All the data below goes into the copy word for word, but the pictures don't.

***** GIVEN DATA *****

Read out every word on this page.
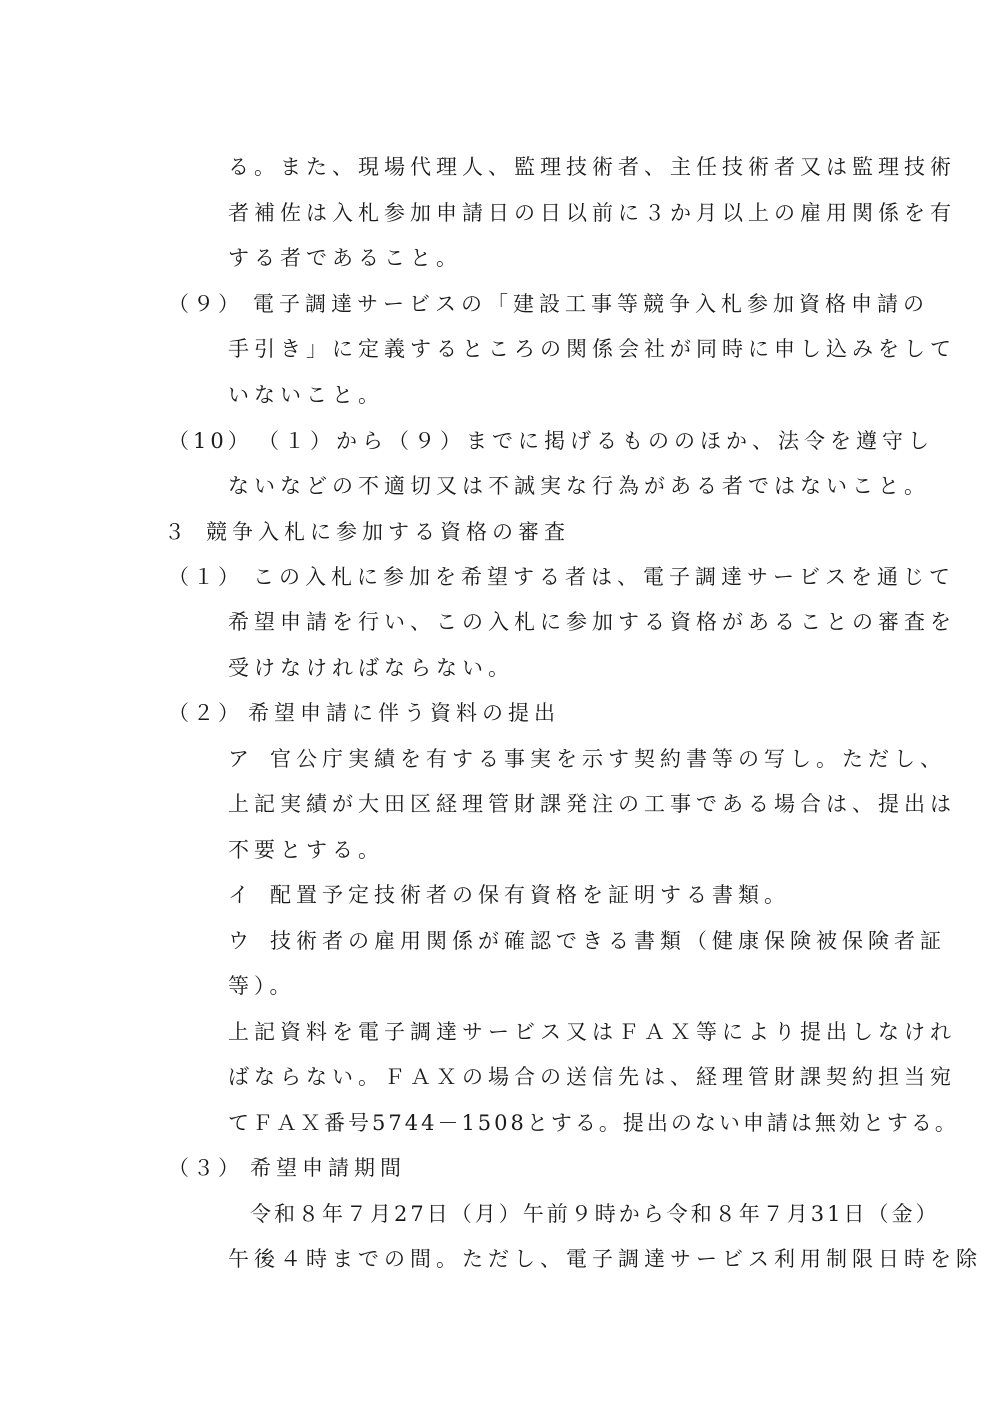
る。また、現場代理人、監理技術者、主任技術者又は監理技術
者補佐は入札参加申請日の日以前に３か月以上の雇用関係を有
する者であること。
（９） 電子調達サービスの「建設工事等競争入札参加資格申請の
手引き」に定義するところの関係会社が同時に申し込みをして
いないこと。
（10） （１）から（９）までに掲げるもののほか、法令を遵守し
ないなどの不適切又は不誠実な行為がある者ではないこと。
３ 競争入札に参加する資格の審査
（１） この入札に参加を希望する者は、電子調達サービスを通じて
希望申請を行い、この入札に参加する資格があることの審査を
受けなければならない。
（２） 希望申請に伴う資料の提出
ア 官公庁実績を有する事実を示す契約書等の写し。ただし、
上記実績が大田区経理管財課発注の工事である場合は、提出は
不要とする。
イ 配置予定技術者の保有資格を証明する書類。
ウ 技術者の雇用関係が確認できる書類（健康保険被保険者証
等）。
上記資料を電子調達サービス又はＦＡＸ等により提出しなけれ
ばならない。ＦＡＸの場合の送信先は、経理管財課契約担当宛
てＦＡＸ番号5744－1508とする。提出のない申請は無効とする。
（３） 希望申請期間
令和８年７月27日（月）午前９時から令和８年７月31日（金）
午後４時までの間。ただし、電子調達サービス利用制限日時を除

*****

*RESULT OF THE EXERCISE*
Read out every word on this page.
る。また、現場代理人、監理技術者、主任技術者又は監理技術
者補佐は入札参加申請日の日以前に３か月以上の雇用関係を有
する者であること。
（９） 電子調達サービスの「建設工事等競争入札参加資格申請の
手引き」に定義するところの関係会社が同時に申し込みをして
いないこと。
（10） （１）から（９）までに掲げるもののほか、法令を遵守し
ないなどの不適切又は不誠実な行為がある者ではないこと。
３ 競争入札に参加する資格の審査
（１） この入札に参加を希望する者は、電子調達サービスを通じて
希望申請を行い、この入札に参加する資格があることの審査を
受けなければならない。
（２） 希望申請に伴う資料の提出
ア 官公庁実績を有する事実を示す契約書等の写し。ただし、
上記実績が大田区経理管財課発注の工事である場合は、提出は
不要とする。
イ 配置予定技術者の保有資格を証明する書類。
ウ 技術者の雇用関係が確認できる書類（健康保険被保険者証
等）。
上記資料を電子調達サービス又はＦＡＸ等により提出しなけれ
ばならない。ＦＡＸの場合の送信先は、経理管財課契約担当宛
てＦＡＸ番号5744－1508とする。提出のない申請は無効とする。
（３） 希望申請期間
令和８年７月27日（月）午前９時から令和８年７月31日（金）
午後４時までの間。ただし、電子調達サービス利用制限日時を除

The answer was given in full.